What to work on: Output the records. Match them exactly.

Task input:
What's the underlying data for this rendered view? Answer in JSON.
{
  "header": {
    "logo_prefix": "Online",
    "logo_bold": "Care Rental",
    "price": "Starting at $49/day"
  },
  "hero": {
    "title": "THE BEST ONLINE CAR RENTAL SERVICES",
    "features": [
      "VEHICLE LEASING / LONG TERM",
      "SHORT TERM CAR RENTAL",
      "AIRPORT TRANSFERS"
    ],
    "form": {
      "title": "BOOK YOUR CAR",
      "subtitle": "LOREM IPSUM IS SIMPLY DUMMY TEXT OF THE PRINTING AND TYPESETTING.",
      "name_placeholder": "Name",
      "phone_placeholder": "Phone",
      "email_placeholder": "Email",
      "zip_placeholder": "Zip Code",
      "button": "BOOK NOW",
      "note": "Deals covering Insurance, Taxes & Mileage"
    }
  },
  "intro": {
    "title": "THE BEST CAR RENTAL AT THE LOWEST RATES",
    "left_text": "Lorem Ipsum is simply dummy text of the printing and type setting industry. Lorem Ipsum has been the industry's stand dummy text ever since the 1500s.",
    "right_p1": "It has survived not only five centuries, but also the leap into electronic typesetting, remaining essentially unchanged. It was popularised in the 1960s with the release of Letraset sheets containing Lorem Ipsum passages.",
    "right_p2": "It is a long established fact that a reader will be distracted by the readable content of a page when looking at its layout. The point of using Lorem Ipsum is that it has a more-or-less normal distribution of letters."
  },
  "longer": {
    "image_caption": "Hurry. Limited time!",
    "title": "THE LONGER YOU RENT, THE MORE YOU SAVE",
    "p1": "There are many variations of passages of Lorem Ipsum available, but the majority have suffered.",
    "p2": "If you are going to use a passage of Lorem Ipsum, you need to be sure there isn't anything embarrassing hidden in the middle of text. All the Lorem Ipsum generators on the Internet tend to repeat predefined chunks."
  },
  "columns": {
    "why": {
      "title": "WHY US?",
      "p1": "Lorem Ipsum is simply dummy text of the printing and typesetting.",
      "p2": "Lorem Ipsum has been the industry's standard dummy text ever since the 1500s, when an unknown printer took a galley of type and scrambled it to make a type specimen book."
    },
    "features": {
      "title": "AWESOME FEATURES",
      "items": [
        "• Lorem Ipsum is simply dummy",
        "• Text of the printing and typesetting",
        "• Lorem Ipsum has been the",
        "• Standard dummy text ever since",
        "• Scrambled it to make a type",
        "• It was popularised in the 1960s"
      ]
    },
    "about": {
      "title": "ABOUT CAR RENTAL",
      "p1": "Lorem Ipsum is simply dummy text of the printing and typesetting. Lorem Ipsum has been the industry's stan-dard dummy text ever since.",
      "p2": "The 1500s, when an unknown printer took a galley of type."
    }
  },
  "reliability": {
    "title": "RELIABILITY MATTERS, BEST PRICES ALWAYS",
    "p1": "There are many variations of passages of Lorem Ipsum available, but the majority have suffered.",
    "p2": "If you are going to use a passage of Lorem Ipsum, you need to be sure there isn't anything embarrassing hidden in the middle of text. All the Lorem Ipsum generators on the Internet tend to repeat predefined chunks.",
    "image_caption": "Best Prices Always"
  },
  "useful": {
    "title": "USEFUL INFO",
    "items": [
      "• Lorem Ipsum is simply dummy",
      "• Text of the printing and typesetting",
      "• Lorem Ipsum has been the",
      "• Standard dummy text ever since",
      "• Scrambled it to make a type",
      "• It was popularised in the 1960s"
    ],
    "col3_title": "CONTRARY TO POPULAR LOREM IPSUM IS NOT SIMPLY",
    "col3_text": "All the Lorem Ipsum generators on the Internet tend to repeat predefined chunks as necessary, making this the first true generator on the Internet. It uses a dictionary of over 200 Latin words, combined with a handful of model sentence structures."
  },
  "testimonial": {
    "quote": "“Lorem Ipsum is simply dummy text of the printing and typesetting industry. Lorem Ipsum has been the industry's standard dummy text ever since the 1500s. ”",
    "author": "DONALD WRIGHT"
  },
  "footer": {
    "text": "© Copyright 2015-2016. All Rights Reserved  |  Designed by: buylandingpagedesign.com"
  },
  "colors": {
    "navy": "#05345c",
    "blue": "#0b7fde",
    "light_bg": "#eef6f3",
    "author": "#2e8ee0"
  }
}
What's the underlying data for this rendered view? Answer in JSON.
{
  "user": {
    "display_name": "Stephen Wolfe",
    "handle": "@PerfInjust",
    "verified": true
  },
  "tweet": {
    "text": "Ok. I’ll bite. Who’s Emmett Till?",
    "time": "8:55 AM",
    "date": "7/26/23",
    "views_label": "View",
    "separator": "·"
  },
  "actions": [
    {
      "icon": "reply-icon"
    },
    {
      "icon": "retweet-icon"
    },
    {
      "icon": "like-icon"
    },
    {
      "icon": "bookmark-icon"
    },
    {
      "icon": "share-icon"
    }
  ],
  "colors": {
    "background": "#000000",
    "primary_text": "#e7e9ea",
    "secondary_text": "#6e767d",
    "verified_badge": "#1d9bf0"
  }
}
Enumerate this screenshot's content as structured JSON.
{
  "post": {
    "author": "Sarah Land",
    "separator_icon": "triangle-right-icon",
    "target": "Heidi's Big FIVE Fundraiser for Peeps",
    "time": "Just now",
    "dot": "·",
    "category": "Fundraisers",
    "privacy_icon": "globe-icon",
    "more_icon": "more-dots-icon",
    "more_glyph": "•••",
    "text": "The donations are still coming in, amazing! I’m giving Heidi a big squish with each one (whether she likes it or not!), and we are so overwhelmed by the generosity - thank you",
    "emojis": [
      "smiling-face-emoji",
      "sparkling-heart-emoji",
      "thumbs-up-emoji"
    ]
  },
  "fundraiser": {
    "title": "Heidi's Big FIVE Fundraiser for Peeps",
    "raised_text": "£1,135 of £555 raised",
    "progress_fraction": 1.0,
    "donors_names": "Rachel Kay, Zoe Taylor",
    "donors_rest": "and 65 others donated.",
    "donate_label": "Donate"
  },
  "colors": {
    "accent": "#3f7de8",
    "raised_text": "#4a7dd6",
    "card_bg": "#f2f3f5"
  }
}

The answer:
What's the underlying data for this rendered view? Answer in JSON.
{
  "header": {
    "logo_prefix": "Online",
    "logo_bold": "Care Rental",
    "price": "Starting at $49/day"
  },
  "hero": {
    "title": "THE BEST ONLINE CAR RENTAL SERVICES",
    "features": [
      "VEHICLE LEASING / LONG TERM",
      "SHORT TERM CAR RENTAL",
      "AIRPORT TRANSFERS"
    ],
    "form": {
      "title": "BOOK YOUR CAR",
      "subtitle": "LOREM IPSUM IS SIMPLY DUMMY TEXT OF THE PRINTING AND TYPESETTING.",
      "name_placeholder": "Name",
      "phone_placeholder": "Phone",
      "email_placeholder": "Email",
      "zip_placeholder": "Zip Code",
      "button": "BOOK NOW",
      "note": "Deals covering Insurance, Taxes & Mileage"
    }
  },
  "intro": {
    "title": "THE BEST CAR RENTAL AT THE LOWEST RATES",
    "left_text": "Lorem Ipsum is simply dummy text of the printing and type setting industry. Lorem Ipsum has been the industry's stand dummy text ever since the 1500s.",
    "right_p1": "It has survived not only five centuries, but also the leap into electronic typesetting, remaining essentially unchanged. It was popularised in the 1960s with the release of Letraset sheets containing Lorem Ipsum passages.",
    "right_p2": "It is a long established fact that a reader will be distracted by the readable content of a page when looking at its layout. The point of using Lorem Ipsum is that it has a more-or-less normal distribution of letters."
  },
  "longer": {
    "image_caption": "Hurry. Limited time!",
    "title": "THE LONGER YOU RENT, THE MORE YOU SAVE",
    "p1": "There are many variations of passages of Lorem Ipsum available, but the majority have suffered.",
    "p2": "If you are going to use a passage of Lorem Ipsum, you need to be sure there isn't anything embarrassing hidden in the middle of text. All the Lorem Ipsum generators on the Internet tend to repeat predefined chunks."
  },
  "columns": {
    "why": {
      "title": "WHY US?",
      "p1": "Lorem Ipsum is simply dummy text of the printing and typesetting.",
      "p2": "Lorem Ipsum has been the industry's standard dummy text ever since the 1500s, when an unknown printer took a galley of type and scrambled it to make a type specimen book."
    },
    "features": {
      "title": "AWESOME FEATURES",
      "items": [
        "• Lorem Ipsum is simply dummy",
        "• Text of the printing and typesetting",
        "• Lorem Ipsum has been the",
        "• Standard dummy text ever since",
        "• Scrambled it to make a type",
        "• It was popularised in the 1960s"
      ]
    },
    "about": {
      "title": "ABOUT CAR RENTAL",
      "p1": "Lorem Ipsum is simply dummy text of the printing and typesetting. Lorem Ipsum has been the industry's stan-dard dummy text ever since.",
      "p2": "The 1500s, when an unknown printer took a galley of type."
    }
  },
  "reliability": {
    "title": "RELIABILITY MATTERS, BEST PRICES ALWAYS",
    "p1": "There are many variations of passages of Lorem Ipsum available, but the majority have suffered.",
    "p2": "If you are going to use a passage of Lorem Ipsum, you need to be sure there isn't anything embarrassing hidden in the middle of text. All the Lorem Ipsum generators on the Internet tend to repeat predefined chunks.",
    "image_caption": "Best Prices Always"
  },
  "useful": {
    "title": "USEFUL INFO",
    "items": [
      "• Lorem Ipsum is simply dummy",
      "• Text of the printing and typesetting",
      "• Lorem Ipsum has been the",
      "• Standard dummy text ever since",
      "• Scrambled it to make a type",
      "• It was popularised in the 1960s"
    ],
    "col3_title": "CONTRARY TO POPULAR LOREM IPSUM IS NOT SIMPLY",
    "col3_text": "All the Lorem Ipsum generators on the Internet tend to repeat predefined chunks as necessary, making this the first true generator on the Internet. It uses a dictionary of over 200 Latin words, combined with a handful of model sentence structures."
  },
  "testimonial": {
    "quote": "“Lorem Ipsum is simply dummy text of the printing and typesetting industry. Lorem Ipsum has been the industry's standard dummy text ever since the 1500s. ”",
    "author": "DONALD WRIGHT"
  },
  "footer": {
    "text": "© Copyright 2015-2016. All Rights Reserved  |  Designed by: buylandingpagedesign.com"
  },
  "colors": {
    "navy": "#05345c",
    "blue": "#0b7fde",
    "light_bg": "#eef6f3",
    "author": "#2e8ee0"
  }
}
What's the underlying data for this rendered view? Answer in JSON.
{
  "user": {
    "display_name": "Stephen Wolfe",
    "handle": "@PerfInjust",
    "verified": true
  },
  "tweet": {
    "text": "Ok. I’ll bite. Who’s Emmett Till?",
    "time": "8:55 AM",
    "date": "7/26/23",
    "views_label": "View",
    "separator": "·"
  },
  "actions": [
    {
      "icon": "reply-icon"
    },
    {
      "icon": "retweet-icon"
    },
    {
      "icon": "like-icon"
    },
    {
      "icon": "bookmark-icon"
    },
    {
      "icon": "share-icon"
    }
  ],
  "colors": {
    "background": "#000000",
    "primary_text": "#e7e9ea",
    "secondary_text": "#6e767d",
    "verified_badge": "#1d9bf0"
  }
}
Enumerate this screenshot's content as structured JSON.
{
  "post": {
    "author": "Sarah Land",
    "separator_icon": "triangle-right-icon",
    "target": "Heidi's Big FIVE Fundraiser for Peeps",
    "time": "Just now",
    "dot": "·",
    "category": "Fundraisers",
    "privacy_icon": "globe-icon",
    "more_icon": "more-dots-icon",
    "more_glyph": "•••",
    "text": "The donations are still coming in, amazing! I’m giving Heidi a big squish with each one (whether she likes it or not!), and we are so overwhelmed by the generosity - thank you",
    "emojis": [
      "smiling-face-emoji",
      "sparkling-heart-emoji",
      "thumbs-up-emoji"
    ]
  },
  "fundraiser": {
    "title": "Heidi's Big FIVE Fundraiser for Peeps",
    "raised_text": "£1,135 of £555 raised",
    "progress_fraction": 1.0,
    "donors_names": "Rachel Kay, Zoe Taylor",
    "donors_rest": "and 65 others donated.",
    "donate_label": "Donate"
  },
  "colors": {
    "accent": "#3f7de8",
    "raised_text": "#4a7dd6",
    "card_bg": "#f2f3f5"
  }
}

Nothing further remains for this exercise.